TASK DESCRIPTION:
In the entries that follow, how many lines hold the string "Sensitivity"? Give only that number.

** Start DATA RECORDS **

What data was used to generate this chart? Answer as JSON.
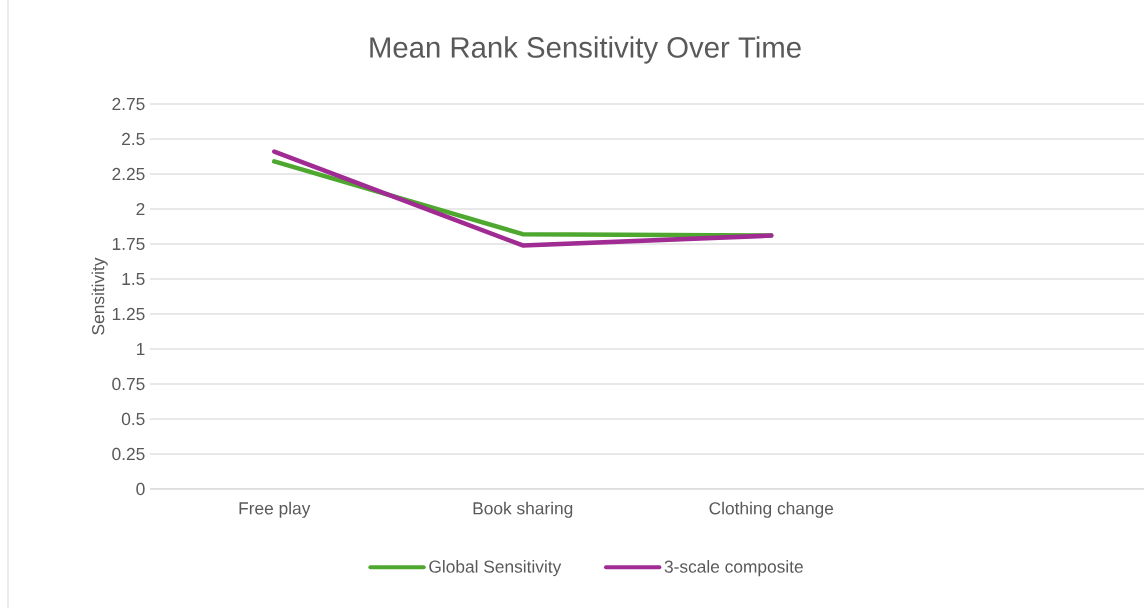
{
  "chart_data": {
    "type": "line",
    "title": "Mean Rank Sensitivity Over Time",
    "ylabel": "Sensitivity",
    "categories": [
      "Free play",
      "Book sharing",
      "Clothing change",
      null
    ],
    "series": [
      {
        "name": "Global Sensitivity",
        "color": "#4ea72e",
        "values": [
          2.34,
          1.82,
          1.81,
          null
        ]
      },
      {
        "name": "3-scale composite",
        "color": "#a02b93",
        "values": [
          2.41,
          1.74,
          1.81,
          null
        ]
      }
    ],
    "ylim": [
      0,
      2.75
    ],
    "yticks": [
      0,
      0.25,
      0.5,
      0.75,
      1,
      1.25,
      1.5,
      1.75,
      2,
      2.25,
      2.5,
      2.75
    ],
    "grid": "y",
    "legend": "bottom",
    "marker": "none",
    "line_style": "solid"
  }
}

** End DATA RECORDS **

FULL SOLUTION:
3